-- YOUR INSTRUCTIONS --
Send back the entries below exactly as they appear.

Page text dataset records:
* * * * * * *
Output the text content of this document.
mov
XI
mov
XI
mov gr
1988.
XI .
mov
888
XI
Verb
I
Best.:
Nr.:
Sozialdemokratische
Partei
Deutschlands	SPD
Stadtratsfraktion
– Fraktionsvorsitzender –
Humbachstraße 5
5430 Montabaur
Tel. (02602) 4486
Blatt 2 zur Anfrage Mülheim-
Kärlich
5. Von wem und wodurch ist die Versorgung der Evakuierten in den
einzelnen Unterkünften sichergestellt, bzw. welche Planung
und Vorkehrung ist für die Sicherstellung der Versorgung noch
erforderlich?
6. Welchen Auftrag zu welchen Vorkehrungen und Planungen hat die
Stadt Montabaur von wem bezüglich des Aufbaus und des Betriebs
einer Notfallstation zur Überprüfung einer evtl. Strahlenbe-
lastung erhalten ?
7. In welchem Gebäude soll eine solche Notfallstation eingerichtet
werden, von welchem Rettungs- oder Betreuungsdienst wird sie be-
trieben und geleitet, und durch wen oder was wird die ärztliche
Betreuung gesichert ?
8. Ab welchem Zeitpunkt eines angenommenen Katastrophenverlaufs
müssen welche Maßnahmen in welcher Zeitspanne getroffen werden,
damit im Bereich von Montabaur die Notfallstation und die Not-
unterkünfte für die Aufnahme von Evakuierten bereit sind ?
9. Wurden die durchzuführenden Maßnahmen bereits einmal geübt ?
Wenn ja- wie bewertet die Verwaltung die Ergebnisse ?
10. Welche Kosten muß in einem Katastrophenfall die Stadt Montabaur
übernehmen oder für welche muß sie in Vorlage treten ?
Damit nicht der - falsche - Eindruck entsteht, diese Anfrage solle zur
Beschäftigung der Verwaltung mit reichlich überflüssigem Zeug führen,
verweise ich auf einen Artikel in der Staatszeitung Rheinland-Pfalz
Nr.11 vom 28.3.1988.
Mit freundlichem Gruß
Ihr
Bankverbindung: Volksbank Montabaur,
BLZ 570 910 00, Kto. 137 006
* * * * * * *
-- TASK OUTPUT --
Output the text content of this document.
mov
XI
mov
XI
mov gr
1988.
XI .
mov
888
XI
Verb
I
Best.:
Nr.:
Sozialdemokratische
Partei
Deutschlands	SPD
Stadtratsfraktion
– Fraktionsvorsitzender –
Humbachstraße 5
5430 Montabaur
Tel. (02602) 4486
Blatt 2 zur Anfrage Mülheim-
Kärlich
5. Von wem und wodurch ist die Versorgung der Evakuierten in den
einzelnen Unterkünften sichergestellt, bzw. welche Planung
und Vorkehrung ist für die Sicherstellung der Versorgung noch
erforderlich?
6. Welchen Auftrag zu welchen Vorkehrungen und Planungen hat die
Stadt Montabaur von wem bezüglich des Aufbaus und des Betriebs
einer Notfallstation zur Überprüfung einer evtl. Strahlenbe-
lastung erhalten ?
7. In welchem Gebäude soll eine solche Notfallstation eingerichtet
werden, von welchem Rettungs- oder Betreuungsdienst wird sie be-
trieben und geleitet, und durch wen oder was wird die ärztliche
Betreuung gesichert ?
8. Ab welchem Zeitpunkt eines angenommenen Katastrophenverlaufs
müssen welche Maßnahmen in welcher Zeitspanne getroffen werden,
damit im Bereich von Montabaur die Notfallstation und die Not-
unterkünfte für die Aufnahme von Evakuierten bereit sind ?
9. Wurden die durchzuführenden Maßnahmen bereits einmal geübt ?
Wenn ja- wie bewertet die Verwaltung die Ergebnisse ?
10. Welche Kosten muß in einem Katastrophenfall die Stadt Montabaur
übernehmen oder für welche muß sie in Vorlage treten ?
Damit nicht der - falsche - Eindruck entsteht, diese Anfrage solle zur
Beschäftigung der Verwaltung mit reichlich überflüssigem Zeug führen,
verweise ich auf einen Artikel in der Staatszeitung Rheinland-Pfalz
Nr.11 vom 28.3.1988.
Mit freundlichem Gruß
Ihr
Bankverbindung: Volksbank Montabaur,
BLZ 570 910 00, Kto. 137 006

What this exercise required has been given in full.